── Data for the task ──

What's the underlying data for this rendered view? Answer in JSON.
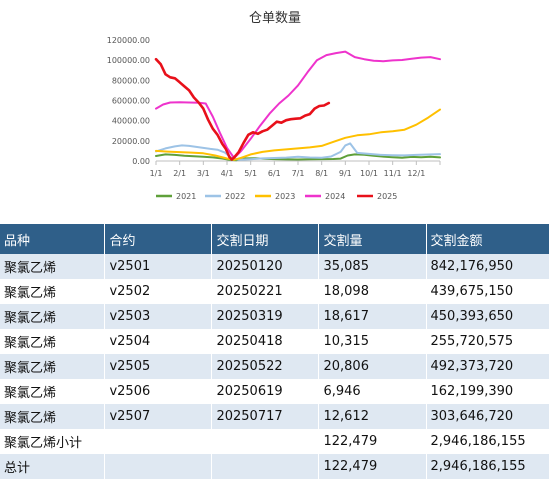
{
  "chart_data": {
    "type": "line",
    "title": "仓单数量",
    "xlabel": "",
    "ylabel": "",
    "x_ticks": [
      "1/1",
      "2/1",
      "3/1",
      "4/1",
      "5/1",
      "6/1",
      "7/1",
      "8/1",
      "9/1",
      "10/1",
      "11/1",
      "12/1"
    ],
    "y_ticks": [
      "0.00",
      "20000.00",
      "40000.00",
      "60000.00",
      "80000.00",
      "100000.00",
      "120000.00"
    ],
    "ylim": [
      0,
      120000
    ],
    "legend_position": "bottom",
    "grid": false,
    "series": [
      {
        "name": "2021",
        "color": "#5fa03a",
        "points": [
          [
            0,
            5000
          ],
          [
            0.4,
            6500
          ],
          [
            0.8,
            6000
          ],
          [
            1.2,
            5200
          ],
          [
            1.6,
            4800
          ],
          [
            2,
            4300
          ],
          [
            2.4,
            3600
          ],
          [
            2.8,
            2500
          ],
          [
            3.1,
            1200
          ],
          [
            3.4,
            800
          ],
          [
            3.8,
            2600
          ],
          [
            4.2,
            2800
          ],
          [
            4.6,
            2200
          ],
          [
            5,
            1900
          ],
          [
            5.5,
            1600
          ],
          [
            6,
            1500
          ],
          [
            6.5,
            1700
          ],
          [
            7,
            1900
          ],
          [
            7.5,
            2000
          ],
          [
            7.8,
            2400
          ],
          [
            8.1,
            5500
          ],
          [
            8.4,
            6500
          ],
          [
            8.8,
            6200
          ],
          [
            9.2,
            5200
          ],
          [
            9.6,
            4400
          ],
          [
            10,
            3800
          ],
          [
            10.4,
            3300
          ],
          [
            10.8,
            4100
          ],
          [
            11.2,
            3800
          ],
          [
            11.6,
            4300
          ],
          [
            12,
            3600
          ]
        ]
      },
      {
        "name": "2022",
        "color": "#9dc3e6",
        "points": [
          [
            0,
            9500
          ],
          [
            0.4,
            12500
          ],
          [
            0.8,
            14500
          ],
          [
            1.1,
            15500
          ],
          [
            1.4,
            15000
          ],
          [
            1.7,
            14000
          ],
          [
            2,
            13000
          ],
          [
            2.3,
            12000
          ],
          [
            2.6,
            11200
          ],
          [
            2.9,
            8500
          ],
          [
            3.2,
            3000
          ],
          [
            3.5,
            1200
          ],
          [
            4,
            1800
          ],
          [
            4.5,
            2600
          ],
          [
            5,
            3000
          ],
          [
            5.5,
            3400
          ],
          [
            6,
            4200
          ],
          [
            6.5,
            3500
          ],
          [
            7,
            3300
          ],
          [
            7.4,
            4500
          ],
          [
            7.8,
            9000
          ],
          [
            8,
            15500
          ],
          [
            8.2,
            17500
          ],
          [
            8.5,
            8000
          ],
          [
            9,
            7000
          ],
          [
            9.5,
            6000
          ],
          [
            10,
            5800
          ],
          [
            10.5,
            5600
          ],
          [
            11,
            6000
          ],
          [
            11.5,
            6400
          ],
          [
            12,
            6800
          ]
        ]
      },
      {
        "name": "2023",
        "color": "#ffc000",
        "points": [
          [
            0,
            10000
          ],
          [
            0.5,
            9300
          ],
          [
            1,
            8800
          ],
          [
            1.5,
            8300
          ],
          [
            2,
            7600
          ],
          [
            2.5,
            5500
          ],
          [
            3,
            2500
          ],
          [
            3.3,
            1200
          ],
          [
            3.6,
            3200
          ],
          [
            4,
            6500
          ],
          [
            4.5,
            9000
          ],
          [
            5,
            10500
          ],
          [
            5.5,
            11500
          ],
          [
            6,
            12500
          ],
          [
            6.5,
            13500
          ],
          [
            7,
            15000
          ],
          [
            7.5,
            19000
          ],
          [
            8,
            23000
          ],
          [
            8.5,
            25500
          ],
          [
            9,
            26500
          ],
          [
            9.5,
            28500
          ],
          [
            10,
            29500
          ],
          [
            10.5,
            31000
          ],
          [
            11,
            36000
          ],
          [
            11.5,
            43000
          ],
          [
            12,
            51000
          ]
        ]
      },
      {
        "name": "2024",
        "color": "#ee33cc",
        "points": [
          [
            0,
            52000
          ],
          [
            0.3,
            56000
          ],
          [
            0.6,
            58000
          ],
          [
            1,
            58200
          ],
          [
            1.4,
            58000
          ],
          [
            1.8,
            57800
          ],
          [
            2.1,
            57000
          ],
          [
            2.4,
            44000
          ],
          [
            2.7,
            28000
          ],
          [
            3,
            13000
          ],
          [
            3.3,
            3000
          ],
          [
            3.6,
            10000
          ],
          [
            4,
            22000
          ],
          [
            4.4,
            35000
          ],
          [
            4.8,
            47000
          ],
          [
            5.2,
            57000
          ],
          [
            5.6,
            65000
          ],
          [
            6,
            75000
          ],
          [
            6.4,
            88000
          ],
          [
            6.8,
            100000
          ],
          [
            7.2,
            105000
          ],
          [
            7.6,
            107000
          ],
          [
            8,
            108500
          ],
          [
            8.4,
            103000
          ],
          [
            8.8,
            101000
          ],
          [
            9.2,
            99500
          ],
          [
            9.6,
            99000
          ],
          [
            10,
            99800
          ],
          [
            10.4,
            100200
          ],
          [
            10.8,
            101500
          ],
          [
            11.2,
            102500
          ],
          [
            11.6,
            103000
          ],
          [
            12,
            101000
          ]
        ]
      },
      {
        "name": "2025",
        "color": "#e8101a",
        "points": [
          [
            0,
            101000
          ],
          [
            0.2,
            96000
          ],
          [
            0.4,
            86000
          ],
          [
            0.6,
            83000
          ],
          [
            0.8,
            82000
          ],
          [
            1,
            78000
          ],
          [
            1.2,
            74000
          ],
          [
            1.4,
            70000
          ],
          [
            1.6,
            63000
          ],
          [
            1.8,
            58000
          ],
          [
            2,
            52000
          ],
          [
            2.2,
            41000
          ],
          [
            2.4,
            32000
          ],
          [
            2.6,
            26000
          ],
          [
            2.8,
            17000
          ],
          [
            2.95,
            12000
          ],
          [
            3.1,
            4000
          ],
          [
            3.2,
            1500
          ],
          [
            3.3,
            3500
          ],
          [
            3.5,
            9000
          ],
          [
            3.7,
            18000
          ],
          [
            3.9,
            26000
          ],
          [
            4.1,
            28500
          ],
          [
            4.3,
            27000
          ],
          [
            4.5,
            29500
          ],
          [
            4.7,
            31000
          ],
          [
            4.9,
            35000
          ],
          [
            5.1,
            39000
          ],
          [
            5.3,
            38000
          ],
          [
            5.5,
            40500
          ],
          [
            5.7,
            41500
          ],
          [
            5.9,
            42000
          ],
          [
            6.1,
            42300
          ],
          [
            6.3,
            45000
          ],
          [
            6.5,
            46500
          ],
          [
            6.7,
            52000
          ],
          [
            6.9,
            54500
          ],
          [
            7.1,
            55000
          ],
          [
            7.3,
            57500
          ]
        ]
      }
    ]
  },
  "table": {
    "headers": [
      "品种",
      "合约",
      "交割日期",
      "交割量",
      "交割金额"
    ],
    "rows": [
      [
        "聚氯乙烯",
        "v2501",
        "20250120",
        "35,085",
        "842,176,950"
      ],
      [
        "聚氯乙烯",
        "v2502",
        "20250221",
        "18,098",
        "439,675,150"
      ],
      [
        "聚氯乙烯",
        "v2503",
        "20250319",
        "18,617",
        "450,393,650"
      ],
      [
        "聚氯乙烯",
        "v2504",
        "20250418",
        "10,315",
        "255,720,575"
      ],
      [
        "聚氯乙烯",
        "v2505",
        "20250522",
        "20,806",
        "492,373,720"
      ],
      [
        "聚氯乙烯",
        "v2506",
        "20250619",
        "6,946",
        "162,199,390"
      ],
      [
        "聚氯乙烯",
        "v2507",
        "20250717",
        "12,612",
        "303,646,720"
      ],
      [
        "聚氯乙烯小计",
        "",
        "",
        "122,479",
        "2,946,186,155"
      ]
    ],
    "total": [
      "总计",
      "",
      "",
      "122,479",
      "2,946,186,155"
    ]
  }
}
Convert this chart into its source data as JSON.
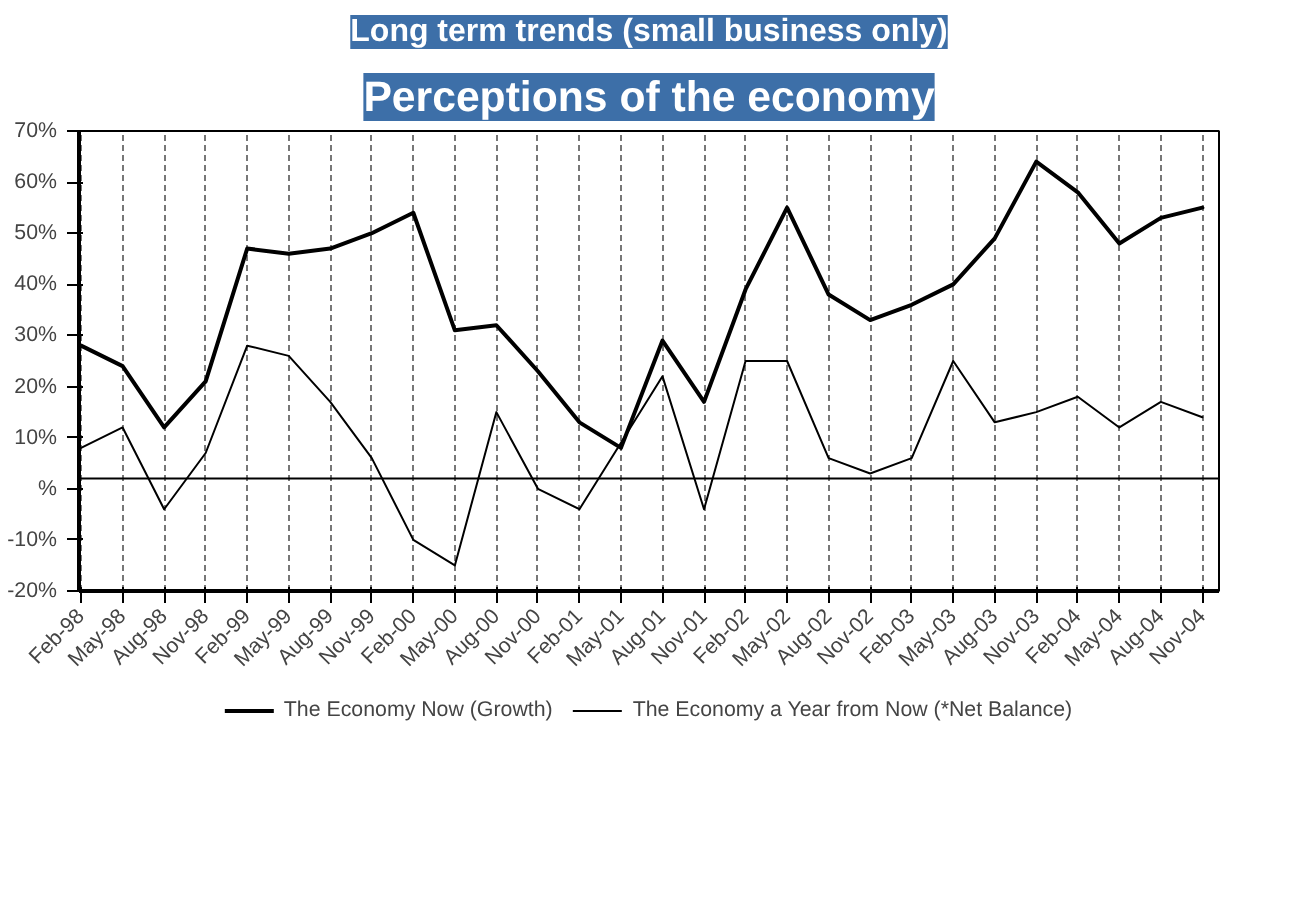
{
  "chart_data": {
    "type": "line",
    "title": "Perceptions of the economy",
    "subtitle": "Long term trends (small business only)",
    "categories": [
      "Feb-98",
      "May-98",
      "Aug-98",
      "Nov-98",
      "Feb-99",
      "May-99",
      "Aug-99",
      "Nov-99",
      "Feb-00",
      "May-00",
      "Aug-00",
      "Nov-00",
      "Feb-01",
      "May-01",
      "Aug-01",
      "Nov-01",
      "Feb-02",
      "May-02",
      "Aug-02",
      "Nov-02",
      "Feb-03",
      "May-03",
      "Aug-03",
      "Nov-03",
      "Feb-04",
      "May-04",
      "Aug-04",
      "Nov-04"
    ],
    "series": [
      {
        "name": "The Economy Now (Growth)",
        "color": "#000000",
        "values": [
          28,
          24,
          12,
          21,
          47,
          46,
          47,
          50,
          54,
          31,
          32,
          23,
          13,
          8,
          29,
          17,
          39,
          55,
          38,
          33,
          36,
          40,
          49,
          64,
          58,
          48,
          53,
          55
        ]
      },
      {
        "name": "The Economy a Year from Now (*Net Balance)",
        "color": "#000000",
        "values": [
          8,
          12,
          -4,
          7,
          28,
          26,
          17,
          6,
          -10,
          -15,
          15,
          0,
          -4,
          9,
          22,
          -4,
          25,
          25,
          6,
          3,
          6,
          25,
          13,
          15,
          18,
          12,
          17,
          14
        ]
      }
    ],
    "ylim": [
      -20,
      70
    ],
    "yticks": [
      {
        "value": -20,
        "label": "-20%"
      },
      {
        "value": -10,
        "label": "-10%"
      },
      {
        "value": 0,
        "label": "%"
      },
      {
        "value": 10,
        "label": "10%"
      },
      {
        "value": 20,
        "label": "20%"
      },
      {
        "value": 30,
        "label": "30%"
      },
      {
        "value": 40,
        "label": "40%"
      },
      {
        "value": 50,
        "label": "50%"
      },
      {
        "value": 60,
        "label": "60%"
      },
      {
        "value": 70,
        "label": "70%"
      }
    ],
    "ref_lines": [
      {
        "axis": "y",
        "value": 2,
        "label": null,
        "color": "#000000"
      }
    ],
    "grid": "x",
    "legend": "bottom",
    "marker": "none",
    "line_style": "solid"
  }
}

───

### Aim:
Copy out every line holding the string "name".

### Written response:
        "name": "2021",
        "name": "2022",
        "name": "2023",
        "name": "2024",
        "name": "2025",
        "name": "The Economy Now (Growth)",
        "name": "The Economy a Year from Now (*Net Balance)",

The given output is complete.